**TASK REQUIREMENTS**
Find each line containing the string "object". Copy it.

Saved entries:
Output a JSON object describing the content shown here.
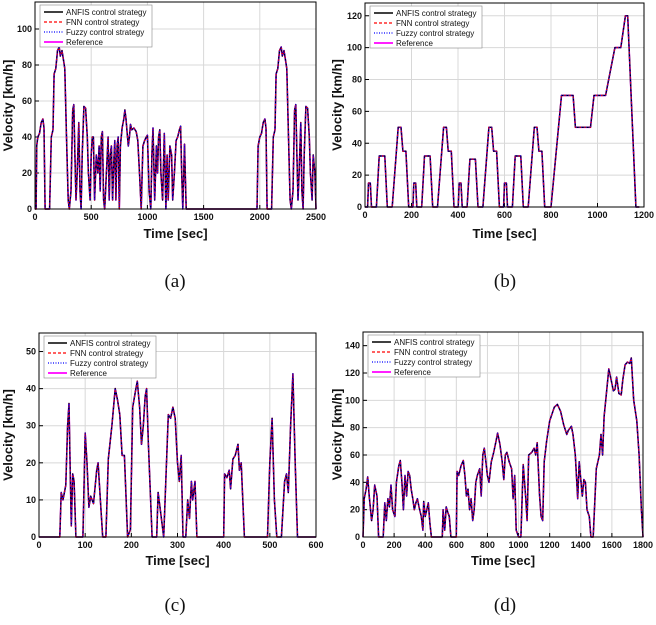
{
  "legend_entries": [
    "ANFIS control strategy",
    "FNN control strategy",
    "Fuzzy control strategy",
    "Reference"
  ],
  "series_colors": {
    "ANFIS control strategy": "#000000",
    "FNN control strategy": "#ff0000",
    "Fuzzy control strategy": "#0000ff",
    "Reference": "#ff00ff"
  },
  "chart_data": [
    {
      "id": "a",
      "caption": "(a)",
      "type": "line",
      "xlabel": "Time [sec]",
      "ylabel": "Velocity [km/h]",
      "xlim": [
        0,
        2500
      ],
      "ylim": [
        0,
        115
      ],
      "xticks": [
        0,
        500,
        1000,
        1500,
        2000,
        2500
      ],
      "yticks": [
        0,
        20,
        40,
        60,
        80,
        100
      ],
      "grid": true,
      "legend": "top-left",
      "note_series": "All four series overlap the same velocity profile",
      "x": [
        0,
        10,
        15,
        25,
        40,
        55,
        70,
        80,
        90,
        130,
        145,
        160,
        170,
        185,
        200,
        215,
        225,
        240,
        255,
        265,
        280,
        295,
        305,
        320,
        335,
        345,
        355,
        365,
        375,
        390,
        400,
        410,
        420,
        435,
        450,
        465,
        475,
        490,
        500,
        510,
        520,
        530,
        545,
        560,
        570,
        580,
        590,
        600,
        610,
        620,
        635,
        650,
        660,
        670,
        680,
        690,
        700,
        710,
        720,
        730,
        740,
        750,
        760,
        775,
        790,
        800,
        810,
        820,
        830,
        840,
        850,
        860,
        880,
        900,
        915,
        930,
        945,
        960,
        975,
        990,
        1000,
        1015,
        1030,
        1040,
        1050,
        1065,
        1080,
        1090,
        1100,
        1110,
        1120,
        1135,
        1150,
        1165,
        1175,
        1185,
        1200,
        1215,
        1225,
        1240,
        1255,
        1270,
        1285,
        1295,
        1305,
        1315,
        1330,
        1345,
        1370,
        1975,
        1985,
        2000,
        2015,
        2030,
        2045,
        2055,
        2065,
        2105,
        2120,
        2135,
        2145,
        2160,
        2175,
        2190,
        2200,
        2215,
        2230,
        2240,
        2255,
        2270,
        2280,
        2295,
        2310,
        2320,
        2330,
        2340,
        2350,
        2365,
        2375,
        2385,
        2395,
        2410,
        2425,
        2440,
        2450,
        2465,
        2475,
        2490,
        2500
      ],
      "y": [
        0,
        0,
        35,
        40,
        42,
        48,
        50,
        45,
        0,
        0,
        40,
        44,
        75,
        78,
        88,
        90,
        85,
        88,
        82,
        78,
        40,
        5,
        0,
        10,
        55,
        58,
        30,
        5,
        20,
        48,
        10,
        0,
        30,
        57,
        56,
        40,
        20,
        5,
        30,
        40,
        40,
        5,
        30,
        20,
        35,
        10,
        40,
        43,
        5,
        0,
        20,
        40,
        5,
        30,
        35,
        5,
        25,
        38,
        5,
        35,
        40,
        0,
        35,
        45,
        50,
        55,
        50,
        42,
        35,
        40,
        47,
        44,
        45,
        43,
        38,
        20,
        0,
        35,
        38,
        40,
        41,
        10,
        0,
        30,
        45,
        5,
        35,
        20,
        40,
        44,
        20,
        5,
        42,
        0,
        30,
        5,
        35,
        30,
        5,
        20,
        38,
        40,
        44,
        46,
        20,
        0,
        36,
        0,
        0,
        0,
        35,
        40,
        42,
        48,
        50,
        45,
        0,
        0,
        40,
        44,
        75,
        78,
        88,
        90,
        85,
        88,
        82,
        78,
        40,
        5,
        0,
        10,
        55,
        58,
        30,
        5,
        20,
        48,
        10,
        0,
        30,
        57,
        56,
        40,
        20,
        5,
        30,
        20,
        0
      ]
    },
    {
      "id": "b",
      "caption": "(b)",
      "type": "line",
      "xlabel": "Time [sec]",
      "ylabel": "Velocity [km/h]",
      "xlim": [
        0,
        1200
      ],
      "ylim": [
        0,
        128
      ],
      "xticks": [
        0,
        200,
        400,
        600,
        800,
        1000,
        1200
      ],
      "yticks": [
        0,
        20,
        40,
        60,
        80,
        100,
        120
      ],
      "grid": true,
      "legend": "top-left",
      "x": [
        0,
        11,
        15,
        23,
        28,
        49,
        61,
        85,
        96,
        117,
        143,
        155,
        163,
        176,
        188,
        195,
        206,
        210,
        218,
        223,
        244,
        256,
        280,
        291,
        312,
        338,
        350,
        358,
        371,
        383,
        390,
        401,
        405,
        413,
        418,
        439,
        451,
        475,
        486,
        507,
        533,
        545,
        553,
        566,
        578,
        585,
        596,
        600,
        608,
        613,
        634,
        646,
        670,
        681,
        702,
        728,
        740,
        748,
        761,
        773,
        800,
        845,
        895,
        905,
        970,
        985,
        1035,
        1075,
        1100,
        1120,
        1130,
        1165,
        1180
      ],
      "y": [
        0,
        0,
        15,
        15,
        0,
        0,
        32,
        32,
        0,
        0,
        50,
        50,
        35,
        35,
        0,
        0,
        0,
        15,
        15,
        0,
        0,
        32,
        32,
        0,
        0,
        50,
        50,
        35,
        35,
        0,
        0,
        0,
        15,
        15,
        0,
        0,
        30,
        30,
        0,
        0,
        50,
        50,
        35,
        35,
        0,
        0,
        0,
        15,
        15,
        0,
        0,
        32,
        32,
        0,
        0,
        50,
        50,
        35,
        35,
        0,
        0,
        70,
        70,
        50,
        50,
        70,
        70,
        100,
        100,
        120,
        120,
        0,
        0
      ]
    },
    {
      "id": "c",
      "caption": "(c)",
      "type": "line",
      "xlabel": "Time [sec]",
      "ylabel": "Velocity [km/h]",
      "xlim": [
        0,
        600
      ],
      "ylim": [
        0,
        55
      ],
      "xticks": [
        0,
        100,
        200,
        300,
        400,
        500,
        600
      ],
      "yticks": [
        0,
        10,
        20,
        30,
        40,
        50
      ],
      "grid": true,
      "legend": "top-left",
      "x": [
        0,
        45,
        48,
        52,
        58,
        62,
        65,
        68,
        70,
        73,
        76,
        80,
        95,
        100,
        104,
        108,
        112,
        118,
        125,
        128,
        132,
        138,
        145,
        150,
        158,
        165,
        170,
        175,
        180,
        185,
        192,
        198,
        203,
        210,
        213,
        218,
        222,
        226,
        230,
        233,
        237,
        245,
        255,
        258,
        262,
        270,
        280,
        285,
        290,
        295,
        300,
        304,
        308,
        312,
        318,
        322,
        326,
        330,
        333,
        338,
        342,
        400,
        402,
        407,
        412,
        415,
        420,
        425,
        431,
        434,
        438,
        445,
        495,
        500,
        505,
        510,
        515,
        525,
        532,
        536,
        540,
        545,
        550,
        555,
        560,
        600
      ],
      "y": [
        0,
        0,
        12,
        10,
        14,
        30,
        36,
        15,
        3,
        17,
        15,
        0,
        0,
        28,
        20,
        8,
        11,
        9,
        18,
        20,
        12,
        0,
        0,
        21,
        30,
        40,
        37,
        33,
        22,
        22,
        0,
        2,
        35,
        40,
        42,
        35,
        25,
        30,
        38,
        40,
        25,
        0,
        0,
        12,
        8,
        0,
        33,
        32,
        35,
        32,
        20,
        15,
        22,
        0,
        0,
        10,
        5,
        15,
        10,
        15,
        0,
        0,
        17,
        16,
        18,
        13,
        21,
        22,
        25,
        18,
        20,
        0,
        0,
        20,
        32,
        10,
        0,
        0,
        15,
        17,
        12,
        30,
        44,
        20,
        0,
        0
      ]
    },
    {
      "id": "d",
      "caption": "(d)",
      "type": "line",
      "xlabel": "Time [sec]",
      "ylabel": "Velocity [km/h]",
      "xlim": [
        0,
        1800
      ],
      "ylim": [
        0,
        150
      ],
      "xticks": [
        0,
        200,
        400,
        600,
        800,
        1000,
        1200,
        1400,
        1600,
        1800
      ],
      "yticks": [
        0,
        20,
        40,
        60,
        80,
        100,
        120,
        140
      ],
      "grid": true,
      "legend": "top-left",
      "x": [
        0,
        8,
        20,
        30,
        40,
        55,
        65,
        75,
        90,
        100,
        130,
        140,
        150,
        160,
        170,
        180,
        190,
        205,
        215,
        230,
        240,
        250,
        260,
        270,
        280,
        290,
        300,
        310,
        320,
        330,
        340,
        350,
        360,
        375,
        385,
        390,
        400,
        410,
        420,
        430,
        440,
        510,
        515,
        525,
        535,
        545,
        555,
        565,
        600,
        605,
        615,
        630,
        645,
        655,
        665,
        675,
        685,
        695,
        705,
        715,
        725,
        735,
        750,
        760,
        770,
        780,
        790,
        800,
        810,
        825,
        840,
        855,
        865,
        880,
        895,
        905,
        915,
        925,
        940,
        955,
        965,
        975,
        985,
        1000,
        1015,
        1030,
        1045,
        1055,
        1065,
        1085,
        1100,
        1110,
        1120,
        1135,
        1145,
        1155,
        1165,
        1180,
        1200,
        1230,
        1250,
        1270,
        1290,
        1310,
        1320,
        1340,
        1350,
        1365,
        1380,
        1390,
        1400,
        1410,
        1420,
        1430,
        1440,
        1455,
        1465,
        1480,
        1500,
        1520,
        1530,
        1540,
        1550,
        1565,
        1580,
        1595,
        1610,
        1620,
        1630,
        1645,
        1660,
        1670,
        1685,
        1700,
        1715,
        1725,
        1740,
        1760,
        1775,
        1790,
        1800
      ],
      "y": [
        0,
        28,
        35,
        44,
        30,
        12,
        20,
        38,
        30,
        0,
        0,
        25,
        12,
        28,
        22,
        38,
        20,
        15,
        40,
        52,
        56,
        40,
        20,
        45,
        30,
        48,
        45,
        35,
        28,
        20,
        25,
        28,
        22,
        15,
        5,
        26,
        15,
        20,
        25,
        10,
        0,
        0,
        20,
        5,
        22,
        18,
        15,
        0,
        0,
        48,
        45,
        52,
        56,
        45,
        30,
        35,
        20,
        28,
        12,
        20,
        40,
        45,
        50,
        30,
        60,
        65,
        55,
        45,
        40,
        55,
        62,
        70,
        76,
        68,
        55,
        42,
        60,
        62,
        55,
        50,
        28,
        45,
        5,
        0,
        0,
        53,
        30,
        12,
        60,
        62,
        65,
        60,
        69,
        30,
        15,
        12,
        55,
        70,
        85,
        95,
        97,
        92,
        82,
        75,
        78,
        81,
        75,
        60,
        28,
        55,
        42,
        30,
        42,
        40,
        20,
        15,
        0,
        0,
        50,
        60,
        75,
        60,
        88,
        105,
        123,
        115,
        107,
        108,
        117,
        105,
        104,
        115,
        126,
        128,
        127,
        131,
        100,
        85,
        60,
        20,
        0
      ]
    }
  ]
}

...

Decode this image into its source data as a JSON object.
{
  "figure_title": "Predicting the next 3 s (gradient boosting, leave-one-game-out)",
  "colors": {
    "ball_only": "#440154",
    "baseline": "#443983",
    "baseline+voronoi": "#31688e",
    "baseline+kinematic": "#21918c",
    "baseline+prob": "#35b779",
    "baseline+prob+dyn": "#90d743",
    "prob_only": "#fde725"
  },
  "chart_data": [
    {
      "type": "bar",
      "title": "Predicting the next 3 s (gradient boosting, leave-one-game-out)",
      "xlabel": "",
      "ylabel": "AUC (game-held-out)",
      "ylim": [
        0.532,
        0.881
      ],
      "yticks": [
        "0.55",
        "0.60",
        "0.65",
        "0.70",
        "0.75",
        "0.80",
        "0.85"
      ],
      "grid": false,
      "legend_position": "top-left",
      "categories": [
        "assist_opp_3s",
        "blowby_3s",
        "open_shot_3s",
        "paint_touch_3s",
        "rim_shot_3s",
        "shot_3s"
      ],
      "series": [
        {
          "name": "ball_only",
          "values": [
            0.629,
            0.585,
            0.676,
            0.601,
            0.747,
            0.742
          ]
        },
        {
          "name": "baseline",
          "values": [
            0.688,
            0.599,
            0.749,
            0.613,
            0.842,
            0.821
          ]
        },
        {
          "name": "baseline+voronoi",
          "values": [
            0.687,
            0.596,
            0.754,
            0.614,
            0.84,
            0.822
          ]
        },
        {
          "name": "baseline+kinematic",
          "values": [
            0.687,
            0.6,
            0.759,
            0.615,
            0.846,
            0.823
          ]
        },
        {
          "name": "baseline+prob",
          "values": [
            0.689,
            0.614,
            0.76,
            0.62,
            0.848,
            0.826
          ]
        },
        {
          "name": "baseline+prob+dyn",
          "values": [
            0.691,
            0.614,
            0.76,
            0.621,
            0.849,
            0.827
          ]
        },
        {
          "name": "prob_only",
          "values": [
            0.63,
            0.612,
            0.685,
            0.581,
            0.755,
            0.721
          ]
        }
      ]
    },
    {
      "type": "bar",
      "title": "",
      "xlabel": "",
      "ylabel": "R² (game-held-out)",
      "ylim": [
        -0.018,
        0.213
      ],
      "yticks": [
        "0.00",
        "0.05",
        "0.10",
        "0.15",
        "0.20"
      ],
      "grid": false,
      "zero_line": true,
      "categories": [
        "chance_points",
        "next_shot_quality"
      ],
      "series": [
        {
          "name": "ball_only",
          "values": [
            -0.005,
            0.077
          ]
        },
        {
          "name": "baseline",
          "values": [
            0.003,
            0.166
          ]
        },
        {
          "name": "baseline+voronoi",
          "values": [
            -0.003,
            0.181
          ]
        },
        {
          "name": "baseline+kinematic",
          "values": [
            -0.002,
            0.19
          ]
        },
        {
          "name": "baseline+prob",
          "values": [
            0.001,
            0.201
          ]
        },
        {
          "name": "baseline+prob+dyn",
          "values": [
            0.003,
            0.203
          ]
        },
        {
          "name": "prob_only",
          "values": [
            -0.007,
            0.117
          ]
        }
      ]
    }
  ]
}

**FINAL RESULT**
Output a JSON object describing the content shown here.
Decode this image into its source data as a JSON object.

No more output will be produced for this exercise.